Como fica o trecho do acórdão que começa nas palavras "DIR PROC PENAL." e termina em "perfilem nos autos.", inclusive, se trocar "quesitos" por "perguntas"?

» Excerto fornecido
↓↓↓

Acórdão do Tribunal da Relação de Lisboa
Processo:
0044735
Nº Convencional: JTRL00007864
Relator: CURTO FIDALGO
Descritores: DUPLO GRAU DE JURISDIÇÃO
PROCESSO PENAL
MATÉRIA DE DIREITO
MATÉRIA DE FACTO
VALOR REAL E CORRENTE DOS BENS
FURTO
MEDIDA DA PENA
Nº do Documento: RL199301260044735
Data do Acordão: 01/26/1993
Votação: UNANIMIDADE
Texto Integral: N
Privacidade: 1
Meio Processual: REC PENAL.
Decisão: NEGADO PROVIMENTO.
Área Temática: DIR CRIM.
DIR PROC PENAL.
Legislação Nacional: CPP29 ART39 N23 ART665.
CP886 ART84.
Jurisprudência Nacional: ASS STJ DE 1934/06/29 IN COL OF N33 PAG194 IN DG IS 1934/07/11.
Sumário: I - A Relação, por força do art. 665 CPP29 (erradicada a interpretação que lhe dava o Assento STJ, de 1934/06/29), conhece de facto e de direito a matéria que enforma e conforma o objecto do recurso, motivo por que pode o Tribunal socorrer-se, não apenas dos factos resultantes das respostas dadas aos quesitos, mas ainda de todos os outros elementos que, com relevância, se perfilem nos autos.

↑↑↑

» Registos fornecidos
↓↓↓

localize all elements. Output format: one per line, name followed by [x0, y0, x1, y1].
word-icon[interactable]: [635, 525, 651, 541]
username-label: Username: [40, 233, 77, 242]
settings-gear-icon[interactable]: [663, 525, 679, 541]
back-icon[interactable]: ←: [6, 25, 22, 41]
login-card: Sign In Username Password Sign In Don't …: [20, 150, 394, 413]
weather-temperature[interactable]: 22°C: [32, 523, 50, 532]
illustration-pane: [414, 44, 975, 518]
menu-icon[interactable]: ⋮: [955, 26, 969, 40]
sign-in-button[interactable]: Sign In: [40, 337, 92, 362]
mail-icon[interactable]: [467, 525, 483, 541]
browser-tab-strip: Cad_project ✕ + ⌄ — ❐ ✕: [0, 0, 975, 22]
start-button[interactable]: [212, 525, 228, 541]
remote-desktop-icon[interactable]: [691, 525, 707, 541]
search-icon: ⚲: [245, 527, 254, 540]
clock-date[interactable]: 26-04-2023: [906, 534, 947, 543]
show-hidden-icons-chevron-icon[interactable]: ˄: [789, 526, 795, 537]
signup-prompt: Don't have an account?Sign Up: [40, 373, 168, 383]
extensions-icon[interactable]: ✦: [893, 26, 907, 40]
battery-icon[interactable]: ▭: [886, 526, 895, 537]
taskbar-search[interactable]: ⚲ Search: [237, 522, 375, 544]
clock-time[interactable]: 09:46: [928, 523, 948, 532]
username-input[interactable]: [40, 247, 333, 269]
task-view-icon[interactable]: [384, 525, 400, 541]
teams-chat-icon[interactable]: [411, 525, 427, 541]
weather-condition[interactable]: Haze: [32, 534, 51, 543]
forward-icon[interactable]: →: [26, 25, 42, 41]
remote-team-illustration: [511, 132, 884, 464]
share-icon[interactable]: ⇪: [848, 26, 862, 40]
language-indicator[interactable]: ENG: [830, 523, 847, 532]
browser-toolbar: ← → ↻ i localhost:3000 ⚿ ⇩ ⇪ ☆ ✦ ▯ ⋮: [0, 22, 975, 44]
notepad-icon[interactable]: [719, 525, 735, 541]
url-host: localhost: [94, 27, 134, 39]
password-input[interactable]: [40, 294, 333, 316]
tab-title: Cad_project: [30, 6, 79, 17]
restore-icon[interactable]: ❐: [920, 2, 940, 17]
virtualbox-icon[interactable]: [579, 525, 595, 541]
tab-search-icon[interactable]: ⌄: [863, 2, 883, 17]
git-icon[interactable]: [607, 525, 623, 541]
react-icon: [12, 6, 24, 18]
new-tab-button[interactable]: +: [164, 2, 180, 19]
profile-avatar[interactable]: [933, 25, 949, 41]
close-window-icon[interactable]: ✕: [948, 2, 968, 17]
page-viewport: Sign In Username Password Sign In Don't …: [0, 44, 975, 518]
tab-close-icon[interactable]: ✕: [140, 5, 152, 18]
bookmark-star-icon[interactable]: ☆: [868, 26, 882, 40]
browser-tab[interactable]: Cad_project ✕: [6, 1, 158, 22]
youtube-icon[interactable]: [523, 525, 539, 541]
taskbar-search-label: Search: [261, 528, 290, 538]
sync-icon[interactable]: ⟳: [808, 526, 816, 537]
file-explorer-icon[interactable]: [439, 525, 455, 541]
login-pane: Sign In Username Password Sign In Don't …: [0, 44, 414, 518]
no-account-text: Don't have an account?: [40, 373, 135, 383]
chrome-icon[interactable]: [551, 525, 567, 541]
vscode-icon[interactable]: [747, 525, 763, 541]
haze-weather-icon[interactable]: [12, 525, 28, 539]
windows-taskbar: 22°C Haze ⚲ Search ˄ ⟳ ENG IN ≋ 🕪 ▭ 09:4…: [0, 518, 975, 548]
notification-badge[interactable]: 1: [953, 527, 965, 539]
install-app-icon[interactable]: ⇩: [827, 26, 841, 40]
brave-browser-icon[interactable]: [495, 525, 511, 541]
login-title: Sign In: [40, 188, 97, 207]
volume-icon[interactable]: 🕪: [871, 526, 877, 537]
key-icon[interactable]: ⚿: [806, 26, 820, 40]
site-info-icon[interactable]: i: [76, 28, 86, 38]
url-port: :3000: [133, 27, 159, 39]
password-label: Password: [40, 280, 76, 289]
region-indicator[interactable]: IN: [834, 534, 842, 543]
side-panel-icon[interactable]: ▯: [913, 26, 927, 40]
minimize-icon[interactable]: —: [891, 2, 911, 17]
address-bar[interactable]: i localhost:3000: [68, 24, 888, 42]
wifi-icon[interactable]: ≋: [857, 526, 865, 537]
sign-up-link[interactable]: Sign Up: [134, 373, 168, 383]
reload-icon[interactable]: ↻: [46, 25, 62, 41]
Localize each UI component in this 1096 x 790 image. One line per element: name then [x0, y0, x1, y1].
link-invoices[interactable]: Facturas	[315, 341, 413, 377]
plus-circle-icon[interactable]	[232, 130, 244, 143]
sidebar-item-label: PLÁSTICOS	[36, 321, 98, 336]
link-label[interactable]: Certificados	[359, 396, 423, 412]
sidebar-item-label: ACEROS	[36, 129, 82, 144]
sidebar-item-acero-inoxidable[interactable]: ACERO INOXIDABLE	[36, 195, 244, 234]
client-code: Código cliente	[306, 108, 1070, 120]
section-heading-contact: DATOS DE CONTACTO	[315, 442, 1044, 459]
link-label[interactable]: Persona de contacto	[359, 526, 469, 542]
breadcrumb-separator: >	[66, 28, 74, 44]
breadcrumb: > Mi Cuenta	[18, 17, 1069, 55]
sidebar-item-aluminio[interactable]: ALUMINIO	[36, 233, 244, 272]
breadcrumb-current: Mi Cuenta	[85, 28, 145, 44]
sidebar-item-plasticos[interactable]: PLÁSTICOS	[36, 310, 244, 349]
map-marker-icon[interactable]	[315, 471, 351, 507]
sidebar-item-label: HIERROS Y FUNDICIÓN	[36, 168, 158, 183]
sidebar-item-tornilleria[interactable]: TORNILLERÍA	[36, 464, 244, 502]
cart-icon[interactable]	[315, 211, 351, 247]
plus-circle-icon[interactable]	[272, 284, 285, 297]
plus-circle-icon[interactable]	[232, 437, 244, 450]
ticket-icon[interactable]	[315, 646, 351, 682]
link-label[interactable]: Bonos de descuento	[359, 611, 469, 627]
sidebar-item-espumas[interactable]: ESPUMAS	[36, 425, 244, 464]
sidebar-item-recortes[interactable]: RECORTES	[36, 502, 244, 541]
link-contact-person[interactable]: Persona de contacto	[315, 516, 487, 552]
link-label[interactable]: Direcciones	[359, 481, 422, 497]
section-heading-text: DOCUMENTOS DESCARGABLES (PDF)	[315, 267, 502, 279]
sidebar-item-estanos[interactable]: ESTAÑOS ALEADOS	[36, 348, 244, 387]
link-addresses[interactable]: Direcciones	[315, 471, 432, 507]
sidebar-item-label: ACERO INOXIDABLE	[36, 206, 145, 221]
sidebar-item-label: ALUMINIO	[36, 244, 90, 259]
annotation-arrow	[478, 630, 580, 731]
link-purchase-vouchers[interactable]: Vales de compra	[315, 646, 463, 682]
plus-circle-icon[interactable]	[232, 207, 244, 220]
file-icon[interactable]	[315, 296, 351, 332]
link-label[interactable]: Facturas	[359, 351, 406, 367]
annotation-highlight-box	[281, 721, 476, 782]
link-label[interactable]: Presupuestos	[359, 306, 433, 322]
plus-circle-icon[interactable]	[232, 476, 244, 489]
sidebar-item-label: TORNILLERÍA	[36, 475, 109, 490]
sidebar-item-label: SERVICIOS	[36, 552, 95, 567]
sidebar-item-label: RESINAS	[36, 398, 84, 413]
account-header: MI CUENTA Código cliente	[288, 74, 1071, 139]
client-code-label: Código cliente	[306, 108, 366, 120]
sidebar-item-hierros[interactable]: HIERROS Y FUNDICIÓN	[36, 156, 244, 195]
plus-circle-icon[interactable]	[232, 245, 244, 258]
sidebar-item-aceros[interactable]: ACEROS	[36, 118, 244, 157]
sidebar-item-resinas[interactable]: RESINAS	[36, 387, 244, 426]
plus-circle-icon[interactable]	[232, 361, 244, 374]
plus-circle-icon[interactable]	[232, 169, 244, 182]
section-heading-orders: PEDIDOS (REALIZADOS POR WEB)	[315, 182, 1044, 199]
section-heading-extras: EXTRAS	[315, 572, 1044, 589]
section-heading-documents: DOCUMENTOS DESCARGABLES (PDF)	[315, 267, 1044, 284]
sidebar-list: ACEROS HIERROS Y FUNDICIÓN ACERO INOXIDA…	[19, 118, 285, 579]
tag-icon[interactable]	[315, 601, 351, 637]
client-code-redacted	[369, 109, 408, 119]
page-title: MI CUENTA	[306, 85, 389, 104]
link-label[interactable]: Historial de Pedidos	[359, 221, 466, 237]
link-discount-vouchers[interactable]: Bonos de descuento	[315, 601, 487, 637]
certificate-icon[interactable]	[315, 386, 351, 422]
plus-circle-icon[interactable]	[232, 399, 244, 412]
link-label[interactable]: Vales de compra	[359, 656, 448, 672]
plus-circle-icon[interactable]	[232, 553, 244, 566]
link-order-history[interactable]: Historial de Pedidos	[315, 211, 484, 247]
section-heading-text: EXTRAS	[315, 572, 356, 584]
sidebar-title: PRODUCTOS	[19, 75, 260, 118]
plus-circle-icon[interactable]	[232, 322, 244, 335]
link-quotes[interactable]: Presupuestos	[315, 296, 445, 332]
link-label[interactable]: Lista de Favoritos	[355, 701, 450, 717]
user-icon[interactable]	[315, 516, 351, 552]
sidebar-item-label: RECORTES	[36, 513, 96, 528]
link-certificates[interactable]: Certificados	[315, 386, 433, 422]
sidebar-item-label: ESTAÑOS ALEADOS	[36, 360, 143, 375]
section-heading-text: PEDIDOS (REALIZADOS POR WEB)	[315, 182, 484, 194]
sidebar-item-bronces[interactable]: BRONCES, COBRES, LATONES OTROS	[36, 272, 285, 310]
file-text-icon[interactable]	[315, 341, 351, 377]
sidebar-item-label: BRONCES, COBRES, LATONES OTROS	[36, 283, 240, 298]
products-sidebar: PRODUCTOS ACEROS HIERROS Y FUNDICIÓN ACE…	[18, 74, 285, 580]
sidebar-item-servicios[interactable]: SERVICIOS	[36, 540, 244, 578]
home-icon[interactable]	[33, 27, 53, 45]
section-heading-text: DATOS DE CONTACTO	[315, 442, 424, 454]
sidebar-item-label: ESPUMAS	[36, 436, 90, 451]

↑↑↑

» Resposta abaixo
DIR PROC PENAL.
Legislação Nacional: CPP29 ART39 N23 ART665.
CP886 ART84.
Jurisprudência Nacional: ASS STJ DE 1934/06/29 IN COL OF N33 PAG194 IN DG IS 1934/07/11.
Sumário: I - A Relação, por força do art. 665 CPP29 (erradicada a interpretação que lhe dava o Assento STJ, de 1934/06/29), conhece de facto e de direito a matéria que enforma e conforma o objecto do recurso, motivo por que pode o Tribunal socorrer-se, não apenas dos factos resultantes das respostas dadas aos perguntas, mas ainda de todos os outros elementos que, com relevância, se perfilem nos autos.